> [Given request]
Would you restate all the data that follows, word for word?

** begin **

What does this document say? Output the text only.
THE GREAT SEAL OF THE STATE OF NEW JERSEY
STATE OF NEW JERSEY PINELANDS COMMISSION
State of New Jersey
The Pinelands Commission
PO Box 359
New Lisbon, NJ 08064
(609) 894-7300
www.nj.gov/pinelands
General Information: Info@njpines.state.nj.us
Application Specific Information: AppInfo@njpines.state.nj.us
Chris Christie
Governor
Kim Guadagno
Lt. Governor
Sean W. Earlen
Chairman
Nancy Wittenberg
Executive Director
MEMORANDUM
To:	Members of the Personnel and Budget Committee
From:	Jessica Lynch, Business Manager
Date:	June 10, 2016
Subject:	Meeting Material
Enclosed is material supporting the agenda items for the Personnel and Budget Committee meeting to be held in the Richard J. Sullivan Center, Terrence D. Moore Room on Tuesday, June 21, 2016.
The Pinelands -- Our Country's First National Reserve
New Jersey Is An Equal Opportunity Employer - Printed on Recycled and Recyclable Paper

** end **

> [Task answer]
What does this document say? Output the text only.
THE GREAT SEAL OF THE STATE OF NEW JERSEY
STATE OF NEW JERSEY PINELANDS COMMISSION
State of New Jersey
The Pinelands Commission
PO Box 359
New Lisbon, NJ 08064
(609) 894-7300
www.nj.gov/pinelands
General Information: Info@njpines.state.nj.us
Application Specific Information: AppInfo@njpines.state.nj.us
Chris Christie
Governor
Kim Guadagno
Lt. Governor
Sean W. Earlen
Chairman
Nancy Wittenberg
Executive Director
MEMORANDUM
To:	Members of the Personnel and Budget Committee
From:	Jessica Lynch, Business Manager
Date:	June 10, 2016
Subject:	Meeting Material
Enclosed is material supporting the agenda items for the Personnel and Budget Committee meeting to be held in the Richard J. Sullivan Center, Terrence D. Moore Room on Tuesday, June 21, 2016.
The Pinelands -- Our Country's First National Reserve
New Jersey Is An Equal Opportunity Employer - Printed on Recycled and Recyclable Paper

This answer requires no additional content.